Instructions for the task → Leave out the pictures and transcribe everything else exactly.

** Start of Record list **

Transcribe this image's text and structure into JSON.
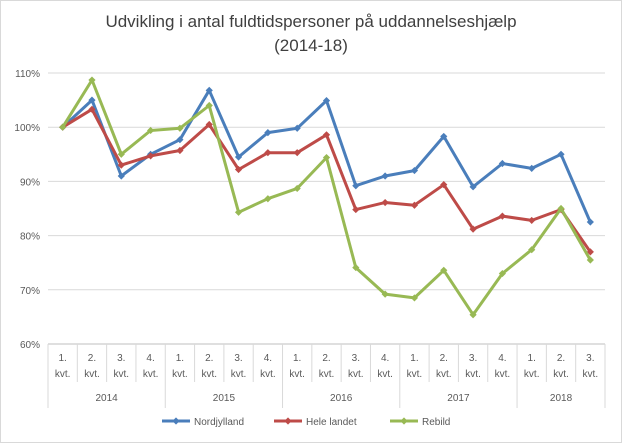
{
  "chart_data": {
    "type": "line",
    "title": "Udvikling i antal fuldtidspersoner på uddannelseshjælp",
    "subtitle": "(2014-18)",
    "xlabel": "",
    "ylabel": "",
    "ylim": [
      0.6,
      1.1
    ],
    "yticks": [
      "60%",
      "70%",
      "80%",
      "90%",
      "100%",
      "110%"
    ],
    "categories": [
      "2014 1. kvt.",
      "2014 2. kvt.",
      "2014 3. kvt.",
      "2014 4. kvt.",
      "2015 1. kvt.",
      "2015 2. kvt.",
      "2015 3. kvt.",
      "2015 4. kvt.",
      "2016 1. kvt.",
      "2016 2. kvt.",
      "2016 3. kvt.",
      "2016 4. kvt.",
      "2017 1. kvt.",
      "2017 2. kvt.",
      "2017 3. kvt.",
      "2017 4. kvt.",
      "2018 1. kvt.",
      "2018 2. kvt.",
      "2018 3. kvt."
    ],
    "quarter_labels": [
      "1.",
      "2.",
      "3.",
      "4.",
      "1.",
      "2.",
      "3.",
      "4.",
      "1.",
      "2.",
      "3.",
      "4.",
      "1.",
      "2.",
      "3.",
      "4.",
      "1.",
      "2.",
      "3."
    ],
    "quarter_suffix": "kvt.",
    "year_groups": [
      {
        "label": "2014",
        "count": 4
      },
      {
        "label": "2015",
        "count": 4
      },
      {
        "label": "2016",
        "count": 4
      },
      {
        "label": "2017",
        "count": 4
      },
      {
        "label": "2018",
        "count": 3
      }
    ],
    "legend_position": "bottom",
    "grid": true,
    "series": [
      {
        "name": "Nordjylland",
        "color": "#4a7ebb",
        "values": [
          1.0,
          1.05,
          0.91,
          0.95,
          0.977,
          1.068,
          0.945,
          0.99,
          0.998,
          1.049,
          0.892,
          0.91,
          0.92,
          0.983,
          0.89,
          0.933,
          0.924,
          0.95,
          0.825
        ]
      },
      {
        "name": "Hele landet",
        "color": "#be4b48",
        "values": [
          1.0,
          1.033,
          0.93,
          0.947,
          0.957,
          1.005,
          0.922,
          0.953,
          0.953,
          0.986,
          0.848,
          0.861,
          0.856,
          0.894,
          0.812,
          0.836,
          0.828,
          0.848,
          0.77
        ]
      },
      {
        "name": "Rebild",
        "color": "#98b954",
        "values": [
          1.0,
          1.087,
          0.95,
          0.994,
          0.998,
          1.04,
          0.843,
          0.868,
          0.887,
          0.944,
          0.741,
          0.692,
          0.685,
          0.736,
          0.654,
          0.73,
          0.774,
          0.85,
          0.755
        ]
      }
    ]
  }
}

** End of Record list **

Correct response →
Transcribe this image's text and structure into JSON.
{
  "chart_data": {
    "type": "line",
    "title": "Udvikling i antal fuldtidspersoner på uddannelseshjælp",
    "subtitle": "(2014-18)",
    "xlabel": "",
    "ylabel": "",
    "ylim": [
      0.6,
      1.1
    ],
    "yticks": [
      "60%",
      "70%",
      "80%",
      "90%",
      "100%",
      "110%"
    ],
    "categories": [
      "2014 1. kvt.",
      "2014 2. kvt.",
      "2014 3. kvt.",
      "2014 4. kvt.",
      "2015 1. kvt.",
      "2015 2. kvt.",
      "2015 3. kvt.",
      "2015 4. kvt.",
      "2016 1. kvt.",
      "2016 2. kvt.",
      "2016 3. kvt.",
      "2016 4. kvt.",
      "2017 1. kvt.",
      "2017 2. kvt.",
      "2017 3. kvt.",
      "2017 4. kvt.",
      "2018 1. kvt.",
      "2018 2. kvt.",
      "2018 3. kvt."
    ],
    "quarter_labels": [
      "1.",
      "2.",
      "3.",
      "4.",
      "1.",
      "2.",
      "3.",
      "4.",
      "1.",
      "2.",
      "3.",
      "4.",
      "1.",
      "2.",
      "3.",
      "4.",
      "1.",
      "2.",
      "3."
    ],
    "quarter_suffix": "kvt.",
    "year_groups": [
      {
        "label": "2014",
        "count": 4
      },
      {
        "label": "2015",
        "count": 4
      },
      {
        "label": "2016",
        "count": 4
      },
      {
        "label": "2017",
        "count": 4
      },
      {
        "label": "2018",
        "count": 3
      }
    ],
    "legend_position": "bottom",
    "grid": true,
    "series": [
      {
        "name": "Nordjylland",
        "color": "#4a7ebb",
        "values": [
          1.0,
          1.05,
          0.91,
          0.95,
          0.977,
          1.068,
          0.945,
          0.99,
          0.998,
          1.049,
          0.892,
          0.91,
          0.92,
          0.983,
          0.89,
          0.933,
          0.924,
          0.95,
          0.825
        ]
      },
      {
        "name": "Hele landet",
        "color": "#be4b48",
        "values": [
          1.0,
          1.033,
          0.93,
          0.947,
          0.957,
          1.005,
          0.922,
          0.953,
          0.953,
          0.986,
          0.848,
          0.861,
          0.856,
          0.894,
          0.812,
          0.836,
          0.828,
          0.848,
          0.77
        ]
      },
      {
        "name": "Rebild",
        "color": "#98b954",
        "values": [
          1.0,
          1.087,
          0.95,
          0.994,
          0.998,
          1.04,
          0.843,
          0.868,
          0.887,
          0.944,
          0.741,
          0.692,
          0.685,
          0.736,
          0.654,
          0.73,
          0.774,
          0.85,
          0.755
        ]
      }
    ]
  }
}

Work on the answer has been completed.